-- begin RECORD SET --
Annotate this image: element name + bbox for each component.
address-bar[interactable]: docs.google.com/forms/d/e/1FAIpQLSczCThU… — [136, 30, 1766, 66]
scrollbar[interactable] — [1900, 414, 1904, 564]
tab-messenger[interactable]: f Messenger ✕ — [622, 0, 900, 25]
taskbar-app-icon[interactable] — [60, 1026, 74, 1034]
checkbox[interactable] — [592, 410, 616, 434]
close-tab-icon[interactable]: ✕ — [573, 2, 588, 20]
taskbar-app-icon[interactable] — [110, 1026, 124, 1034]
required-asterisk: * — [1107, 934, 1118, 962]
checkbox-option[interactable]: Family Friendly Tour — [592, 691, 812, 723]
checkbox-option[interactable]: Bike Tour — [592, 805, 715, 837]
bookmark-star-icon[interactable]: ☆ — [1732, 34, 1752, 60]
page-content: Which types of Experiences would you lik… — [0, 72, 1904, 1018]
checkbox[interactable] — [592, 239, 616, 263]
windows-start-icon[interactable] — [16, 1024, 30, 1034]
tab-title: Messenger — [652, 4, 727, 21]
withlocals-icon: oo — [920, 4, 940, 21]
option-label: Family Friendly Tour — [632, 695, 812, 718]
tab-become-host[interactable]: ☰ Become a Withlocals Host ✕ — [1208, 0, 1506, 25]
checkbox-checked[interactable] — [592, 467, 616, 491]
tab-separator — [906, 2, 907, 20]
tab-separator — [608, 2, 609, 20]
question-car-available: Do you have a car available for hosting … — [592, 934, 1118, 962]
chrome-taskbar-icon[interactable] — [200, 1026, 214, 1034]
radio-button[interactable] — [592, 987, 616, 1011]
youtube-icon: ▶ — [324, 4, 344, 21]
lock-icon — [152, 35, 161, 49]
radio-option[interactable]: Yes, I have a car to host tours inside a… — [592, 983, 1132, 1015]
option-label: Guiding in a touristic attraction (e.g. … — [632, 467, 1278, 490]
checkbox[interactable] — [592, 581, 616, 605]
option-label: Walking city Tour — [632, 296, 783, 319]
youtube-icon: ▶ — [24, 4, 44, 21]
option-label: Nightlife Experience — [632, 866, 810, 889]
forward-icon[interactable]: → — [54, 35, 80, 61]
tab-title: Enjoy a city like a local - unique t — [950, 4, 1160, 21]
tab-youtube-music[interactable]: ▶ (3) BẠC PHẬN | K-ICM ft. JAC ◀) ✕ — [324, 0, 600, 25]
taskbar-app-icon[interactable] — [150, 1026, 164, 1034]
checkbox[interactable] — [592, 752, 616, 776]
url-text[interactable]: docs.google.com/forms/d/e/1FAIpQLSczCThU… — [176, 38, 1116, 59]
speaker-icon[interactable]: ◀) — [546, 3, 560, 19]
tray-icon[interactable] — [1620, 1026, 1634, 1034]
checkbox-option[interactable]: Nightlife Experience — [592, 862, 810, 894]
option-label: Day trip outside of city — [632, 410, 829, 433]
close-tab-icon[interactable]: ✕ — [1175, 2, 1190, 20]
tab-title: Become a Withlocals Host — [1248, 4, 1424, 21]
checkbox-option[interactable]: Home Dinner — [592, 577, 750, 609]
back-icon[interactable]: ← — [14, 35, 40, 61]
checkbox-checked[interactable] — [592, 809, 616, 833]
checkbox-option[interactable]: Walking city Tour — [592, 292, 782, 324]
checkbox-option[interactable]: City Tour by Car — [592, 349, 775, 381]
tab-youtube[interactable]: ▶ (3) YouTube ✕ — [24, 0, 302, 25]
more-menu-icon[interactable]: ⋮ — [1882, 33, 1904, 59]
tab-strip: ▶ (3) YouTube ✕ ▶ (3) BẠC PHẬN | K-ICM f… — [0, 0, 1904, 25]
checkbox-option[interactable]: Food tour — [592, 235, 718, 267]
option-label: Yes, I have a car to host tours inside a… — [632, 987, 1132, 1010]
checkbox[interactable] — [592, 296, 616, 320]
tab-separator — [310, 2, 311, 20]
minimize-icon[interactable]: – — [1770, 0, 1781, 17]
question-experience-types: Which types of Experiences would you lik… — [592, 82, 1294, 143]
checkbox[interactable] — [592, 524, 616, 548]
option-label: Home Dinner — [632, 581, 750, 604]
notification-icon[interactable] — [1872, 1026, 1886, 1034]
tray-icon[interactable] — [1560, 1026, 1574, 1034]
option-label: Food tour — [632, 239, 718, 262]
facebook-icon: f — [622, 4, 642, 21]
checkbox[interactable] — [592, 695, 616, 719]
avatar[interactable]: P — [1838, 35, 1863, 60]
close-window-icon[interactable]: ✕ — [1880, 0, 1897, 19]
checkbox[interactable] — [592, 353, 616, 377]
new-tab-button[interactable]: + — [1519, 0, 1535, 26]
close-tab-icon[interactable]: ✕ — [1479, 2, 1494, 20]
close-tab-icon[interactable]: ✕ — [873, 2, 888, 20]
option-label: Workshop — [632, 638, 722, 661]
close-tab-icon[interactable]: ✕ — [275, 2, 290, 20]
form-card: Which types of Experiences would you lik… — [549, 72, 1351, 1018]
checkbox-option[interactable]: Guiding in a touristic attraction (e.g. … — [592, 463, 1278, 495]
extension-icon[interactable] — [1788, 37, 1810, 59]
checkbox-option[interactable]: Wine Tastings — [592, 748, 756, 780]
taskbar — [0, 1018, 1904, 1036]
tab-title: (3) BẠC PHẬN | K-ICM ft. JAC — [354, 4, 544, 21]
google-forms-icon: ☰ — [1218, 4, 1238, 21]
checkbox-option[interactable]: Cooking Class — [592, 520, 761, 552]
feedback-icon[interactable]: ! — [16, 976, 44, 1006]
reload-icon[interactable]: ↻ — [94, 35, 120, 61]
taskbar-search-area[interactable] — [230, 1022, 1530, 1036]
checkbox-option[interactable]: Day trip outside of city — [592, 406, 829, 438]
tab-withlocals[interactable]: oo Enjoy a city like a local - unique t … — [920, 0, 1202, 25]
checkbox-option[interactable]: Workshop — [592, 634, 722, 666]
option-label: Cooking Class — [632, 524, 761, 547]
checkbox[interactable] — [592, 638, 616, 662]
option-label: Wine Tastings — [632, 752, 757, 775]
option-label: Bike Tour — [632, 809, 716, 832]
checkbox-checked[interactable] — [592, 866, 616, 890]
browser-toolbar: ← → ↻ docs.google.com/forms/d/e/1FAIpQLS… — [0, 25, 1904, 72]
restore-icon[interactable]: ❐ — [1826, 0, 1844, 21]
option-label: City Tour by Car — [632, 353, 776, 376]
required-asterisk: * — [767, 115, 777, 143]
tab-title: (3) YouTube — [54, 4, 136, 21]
-- end RECORD SET --
| STATED PROBLEM |
Copy these lines exactly as they appear, covering every one of the records.

| RESPONSE |
Annotate this image: element name + bbox for each component.
address-bar[interactable]: docs.google.com/forms/d/e/1FAIpQLSczCThU… — [136, 30, 1766, 66]
scrollbar[interactable] — [1900, 414, 1904, 564]
tab-messenger[interactable]: f Messenger ✕ — [622, 0, 900, 25]
taskbar-app-icon[interactable] — [60, 1026, 74, 1034]
checkbox[interactable] — [592, 410, 616, 434]
close-tab-icon[interactable]: ✕ — [573, 2, 588, 20]
taskbar-app-icon[interactable] — [110, 1026, 124, 1034]
required-asterisk: * — [1107, 934, 1118, 962]
checkbox-option[interactable]: Family Friendly Tour — [592, 691, 812, 723]
checkbox-option[interactable]: Bike Tour — [592, 805, 715, 837]
bookmark-star-icon[interactable]: ☆ — [1732, 34, 1752, 60]
page-content: Which types of Experiences would you lik… — [0, 72, 1904, 1018]
checkbox[interactable] — [592, 239, 616, 263]
windows-start-icon[interactable] — [16, 1024, 30, 1034]
tab-title: Messenger — [652, 4, 727, 21]
withlocals-icon: oo — [920, 4, 940, 21]
option-label: Family Friendly Tour — [632, 695, 812, 718]
tab-become-host[interactable]: ☰ Become a Withlocals Host ✕ — [1208, 0, 1506, 25]
checkbox-checked[interactable] — [592, 467, 616, 491]
tab-separator — [906, 2, 907, 20]
tab-separator — [608, 2, 609, 20]
question-car-available: Do you have a car available for hosting … — [592, 934, 1118, 962]
chrome-taskbar-icon[interactable] — [200, 1026, 214, 1034]
radio-button[interactable] — [592, 987, 616, 1011]
youtube-icon: ▶ — [324, 4, 344, 21]
lock-icon — [152, 35, 161, 49]
radio-option[interactable]: Yes, I have a car to host tours inside a… — [592, 983, 1132, 1015]
option-label: Guiding in a touristic attraction (e.g. … — [632, 467, 1278, 490]
checkbox[interactable] — [592, 581, 616, 605]
option-label: Walking city Tour — [632, 296, 783, 319]
youtube-icon: ▶ — [24, 4, 44, 21]
option-label: Nightlife Experience — [632, 866, 810, 889]
forward-icon[interactable]: → — [54, 35, 80, 61]
tab-title: Enjoy a city like a local - unique t — [950, 4, 1160, 21]
tab-youtube-music[interactable]: ▶ (3) BẠC PHẬN | K-ICM ft. JAC ◀) ✕ — [324, 0, 600, 25]
taskbar-app-icon[interactable] — [150, 1026, 164, 1034]
checkbox[interactable] — [592, 752, 616, 776]
url-text[interactable]: docs.google.com/forms/d/e/1FAIpQLSczCThU… — [176, 38, 1116, 59]
speaker-icon[interactable]: ◀) — [546, 3, 560, 19]
tray-icon[interactable] — [1620, 1026, 1634, 1034]
checkbox-option[interactable]: Nightlife Experience — [592, 862, 810, 894]
option-label: Day trip outside of city — [632, 410, 829, 433]
close-tab-icon[interactable]: ✕ — [1175, 2, 1190, 20]
tab-title: Become a Withlocals Host — [1248, 4, 1424, 21]
checkbox-option[interactable]: Home Dinner — [592, 577, 750, 609]
back-icon[interactable]: ← — [14, 35, 40, 61]
checkbox-checked[interactable] — [592, 809, 616, 833]
checkbox-option[interactable]: Walking city Tour — [592, 292, 782, 324]
checkbox-option[interactable]: City Tour by Car — [592, 349, 775, 381]
tab-youtube[interactable]: ▶ (3) YouTube ✕ — [24, 0, 302, 25]
more-menu-icon[interactable]: ⋮ — [1882, 33, 1904, 59]
tab-strip: ▶ (3) YouTube ✕ ▶ (3) BẠC PHẬN | K-ICM f… — [0, 0, 1904, 25]
checkbox-option[interactable]: Food tour — [592, 235, 718, 267]
option-label: Yes, I have a car to host tours inside a… — [632, 987, 1132, 1010]
checkbox[interactable] — [592, 296, 616, 320]
tab-separator — [310, 2, 311, 20]
minimize-icon[interactable]: – — [1770, 0, 1781, 17]
question-experience-types: Which types of Experiences would you lik… — [592, 82, 1294, 143]
checkbox[interactable] — [592, 524, 616, 548]
option-label: Home Dinner — [632, 581, 750, 604]
notification-icon[interactable] — [1872, 1026, 1886, 1034]
tray-icon[interactable] — [1560, 1026, 1574, 1034]
option-label: Food tour — [632, 239, 718, 262]
facebook-icon: f — [622, 4, 642, 21]
checkbox[interactable] — [592, 695, 616, 719]
avatar[interactable]: P — [1838, 35, 1863, 60]
close-window-icon[interactable]: ✕ — [1880, 0, 1897, 19]
checkbox[interactable] — [592, 353, 616, 377]
new-tab-button[interactable]: + — [1519, 0, 1535, 26]
close-tab-icon[interactable]: ✕ — [1479, 2, 1494, 20]
close-tab-icon[interactable]: ✕ — [873, 2, 888, 20]
option-label: Workshop — [632, 638, 722, 661]
close-tab-icon[interactable]: ✕ — [275, 2, 290, 20]
form-card: Which types of Experiences would you lik… — [549, 72, 1351, 1018]
checkbox-option[interactable]: Guiding in a touristic attraction (e.g. … — [592, 463, 1278, 495]
extension-icon[interactable] — [1788, 37, 1810, 59]
checkbox-option[interactable]: Wine Tastings — [592, 748, 756, 780]
taskbar — [0, 1018, 1904, 1036]
tab-title: (3) BẠC PHẬN | K-ICM ft. JAC — [354, 4, 544, 21]
google-forms-icon: ☰ — [1218, 4, 1238, 21]
checkbox-option[interactable]: Cooking Class — [592, 520, 761, 552]
feedback-icon[interactable]: ! — [16, 976, 44, 1006]
reload-icon[interactable]: ↻ — [94, 35, 120, 61]
taskbar-search-area[interactable] — [230, 1022, 1530, 1036]
checkbox-option[interactable]: Day trip outside of city — [592, 406, 829, 438]
tab-withlocals[interactable]: oo Enjoy a city like a local - unique t … — [920, 0, 1202, 25]
checkbox-option[interactable]: Workshop — [592, 634, 722, 666]
option-label: Cooking Class — [632, 524, 761, 547]
checkbox[interactable] — [592, 638, 616, 662]
option-label: Wine Tastings — [632, 752, 757, 775]
option-label: Bike Tour — [632, 809, 716, 832]
checkbox-checked[interactable] — [592, 866, 616, 890]
browser-toolbar: ← → ↻ docs.google.com/forms/d/e/1FAIpQLS… — [0, 25, 1904, 72]
restore-icon[interactable]: ❐ — [1826, 0, 1844, 21]
option-label: City Tour by Car — [632, 353, 776, 376]
required-asterisk: * — [767, 115, 777, 143]
tab-title: (3) YouTube — [54, 4, 136, 21]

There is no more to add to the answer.